[START Provided entries]

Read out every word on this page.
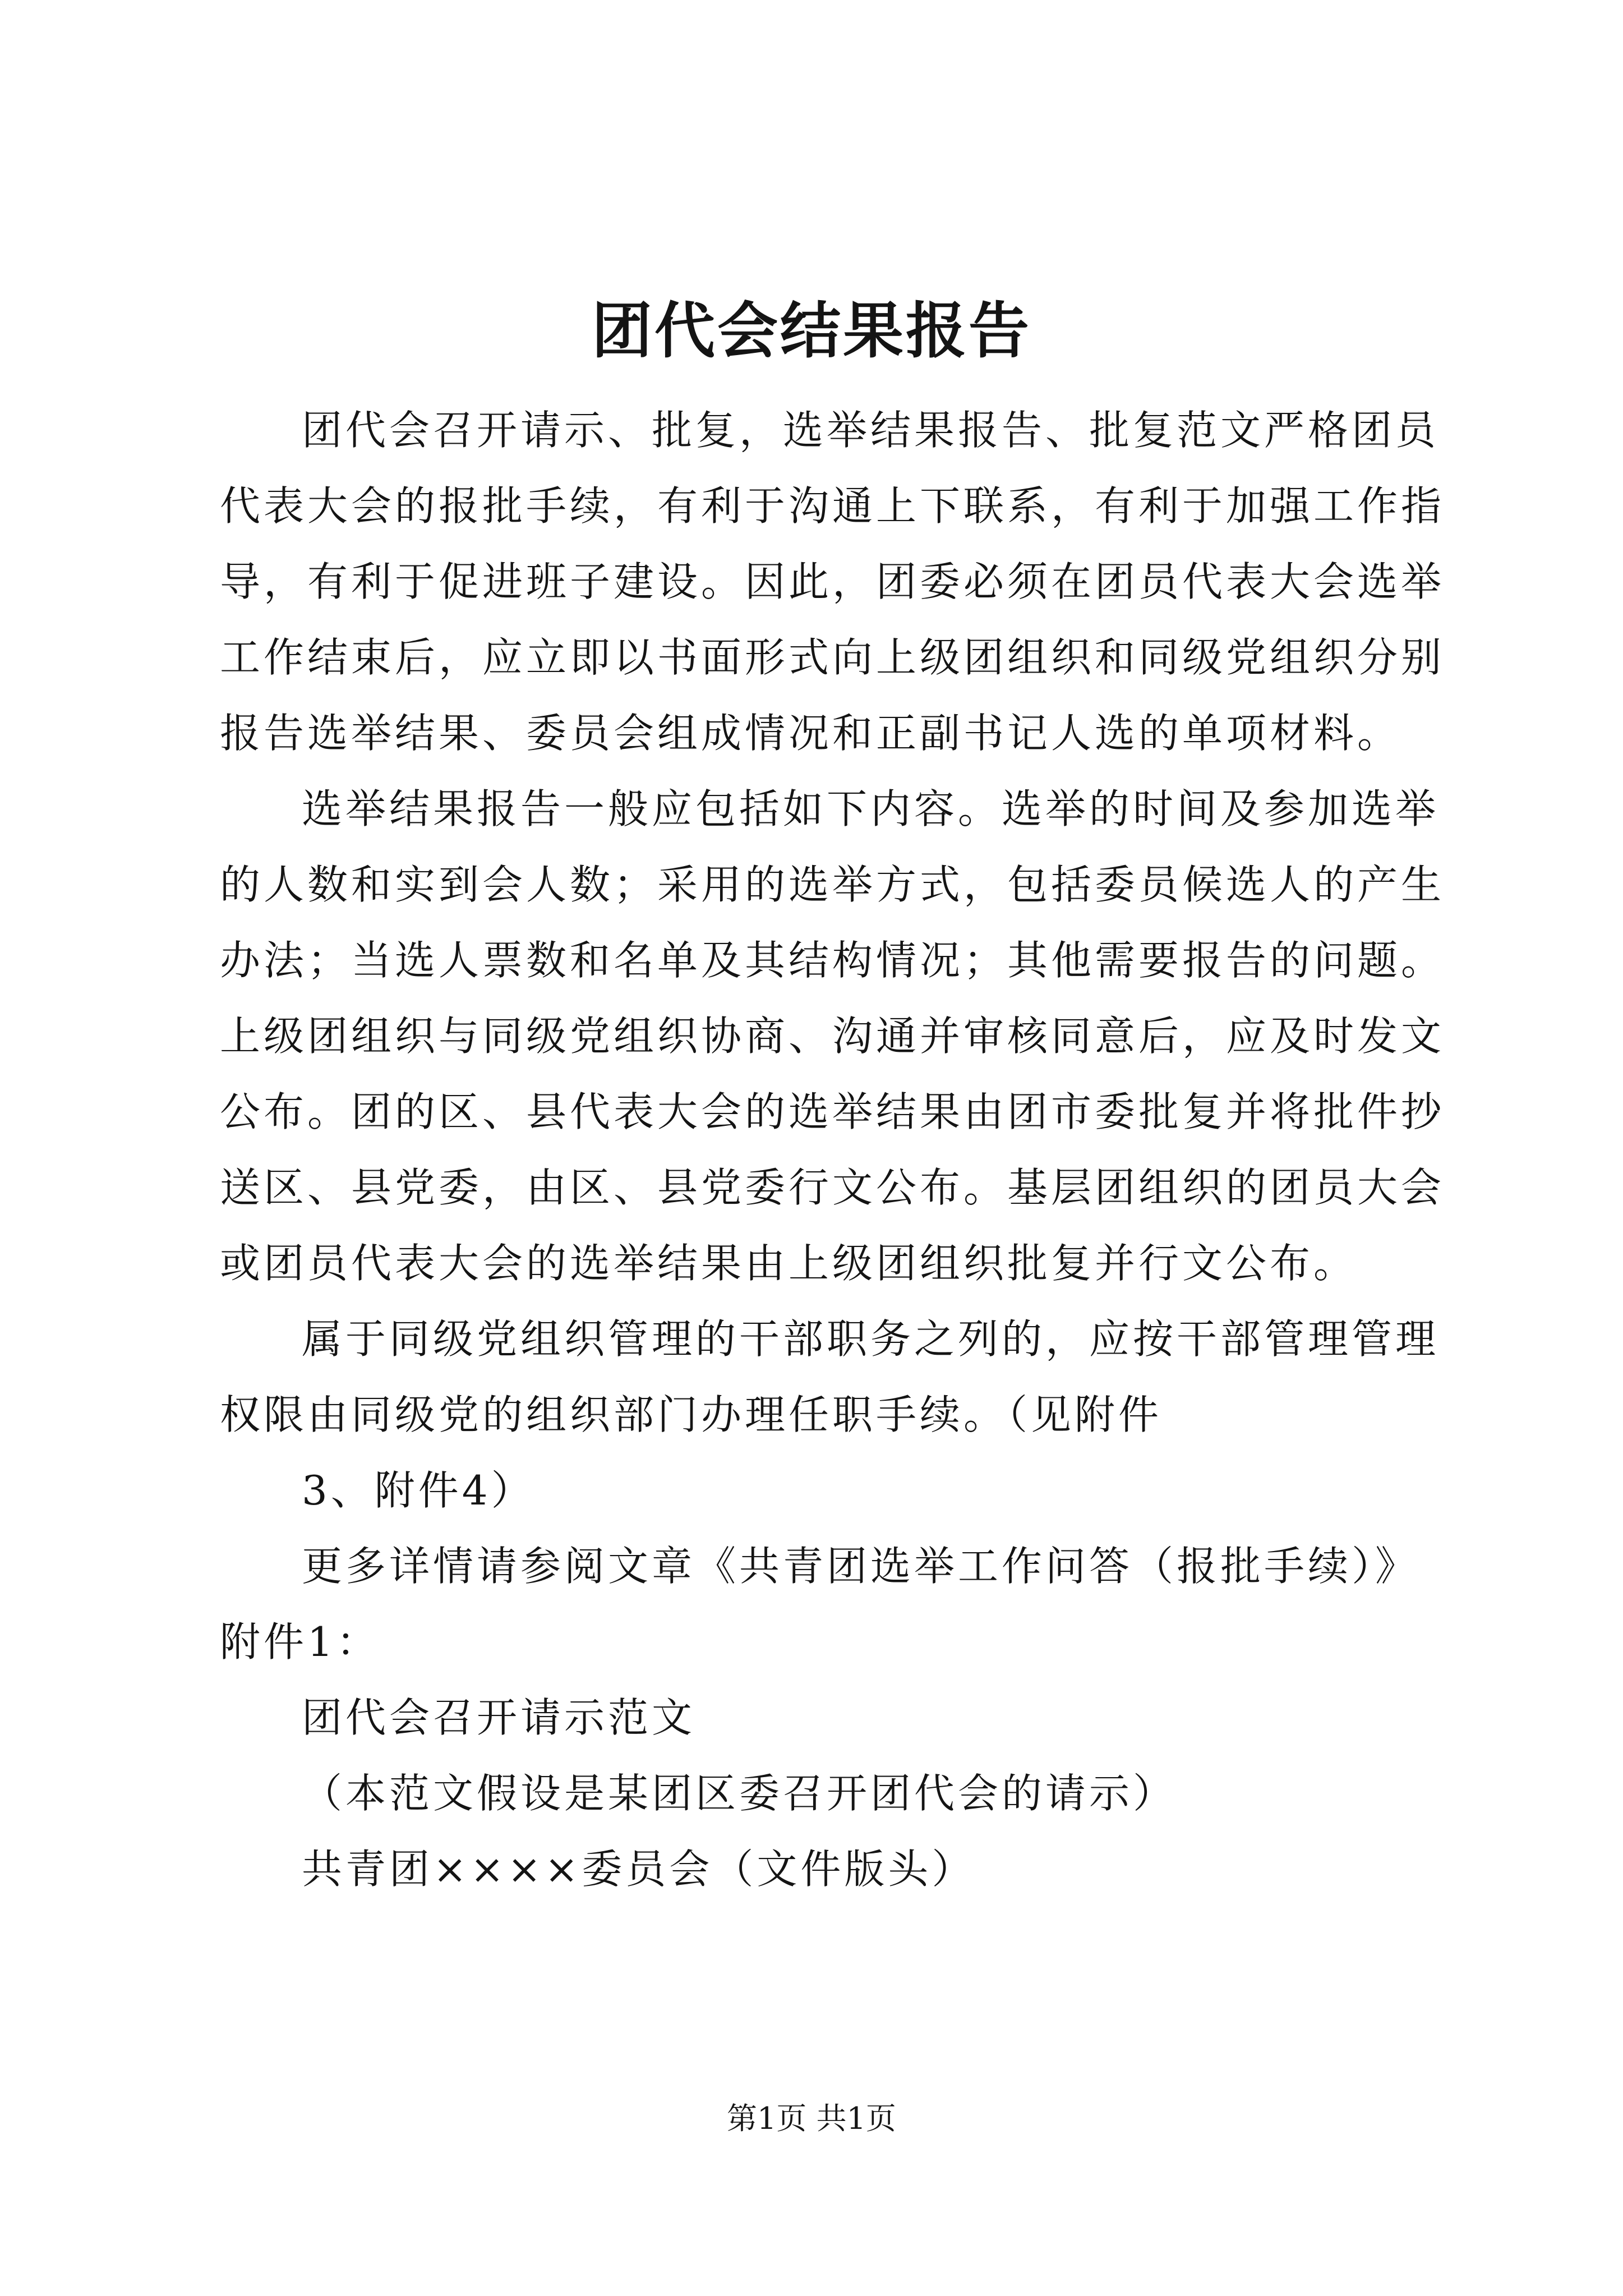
团代会结果报告
团代会召开请示、批复，选举结果报告、批复范文严格团员
代表大会的报批手续，有利于沟通上下联系，有利于加强工作指
导，有利于促进班子建设。因此，团委必须在团员代表大会选举
工作结束后，应立即以书面形式向上级团组织和同级党组织分别
报告选举结果、委员会组成情况和正副书记人选的单项材料。
选举结果报告一般应包括如下内容。选举的时间及参加选举
的人数和实到会人数；采用的选举方式，包括委员候选人的产生
办法；当选人票数和名单及其结构情况；其他需要报告的问题。
上级团组织与同级党组织协商、沟通并审核同意后，应及时发文
公布。团的区、县代表大会的选举结果由团市委批复并将批件抄
送区、县党委，由区、县党委行文公布。基层团组织的团员大会
或团员代表大会的选举结果由上级团组织批复并行文公布。
属于同级党组织管理的干部职务之列的，应按干部管理管理
权限由同级党的组织部门办理任职手续。（见附件
3、附件4）
更多详情请参阅文章《共青团选举工作问答（报批手续）》
附件1：
团代会召开请示范文
（本范文假设是某团区委召开团代会的请示）
共青团××××委员会（文件版头）
第1页 共1页
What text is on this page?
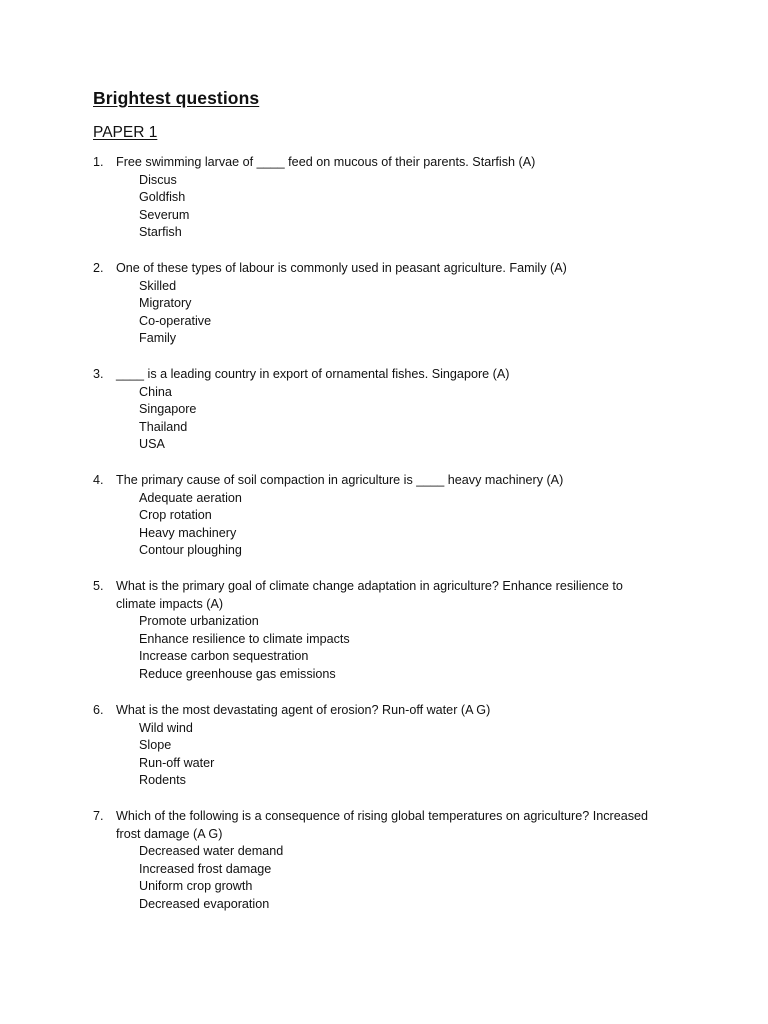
Brightest questions
PAPER 1
1. Free swimming larvae of ____ feed on mucous of their parents. Starfish (A)
Discus
Goldfish
Severum
Starfish
2. One of these types of labour is commonly used in peasant agriculture. Family (A)
Skilled
Migratory
Co-operative
Family
3. ____ is a leading country in export of ornamental fishes. Singapore (A)
China
Singapore
Thailand
USA
4. The primary cause of soil compaction in agriculture is ____ heavy machinery (A)
Adequate aeration
Crop rotation
Heavy machinery
Contour ploughing
5. What is the primary goal of climate change adaptation in agriculture? Enhance resilience to
climate impacts (A)
Promote urbanization
Enhance resilience to climate impacts
Increase carbon sequestration
Reduce greenhouse gas emissions
6. What is the most devastating agent of erosion? Run-off water (A G)
Wild wind
Slope
Run-off water
Rodents
7. Which of the following is a consequence of rising global temperatures on agriculture? Increased
frost damage (A G)
Decreased water demand
Increased frost damage
Uniform crop growth
Decreased evaporation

[END Provided entries]

Repeat the line containing "What text is on this page?" and every line after it up to the end of the material above, exactly as they stand, minus the pictures.

What text is on this page?
Brightest questions
PAPER 1
1. Free swimming larvae of ____ feed on mucous of their parents. Starfish (A)
Discus
Goldfish
Severum
Starfish
2. One of these types of labour is commonly used in peasant agriculture. Family (A)
Skilled
Migratory
Co-operative
Family
3. ____ is a leading country in export of ornamental fishes. Singapore (A)
China
Singapore
Thailand
USA
4. The primary cause of soil compaction in agriculture is ____ heavy machinery (A)
Adequate aeration
Crop rotation
Heavy machinery
Contour ploughing
5. What is the primary goal of climate change adaptation in agriculture? Enhance resilience to
climate impacts (A)
Promote urbanization
Enhance resilience to climate impacts
Increase carbon sequestration
Reduce greenhouse gas emissions
6. What is the most devastating agent of erosion? Run-off water (A G)
Wild wind
Slope
Run-off water
Rodents
7. Which of the following is a consequence of rising global temperatures on agriculture? Increased
frost damage (A G)
Decreased water demand
Increased frost damage
Uniform crop growth
Decreased evaporation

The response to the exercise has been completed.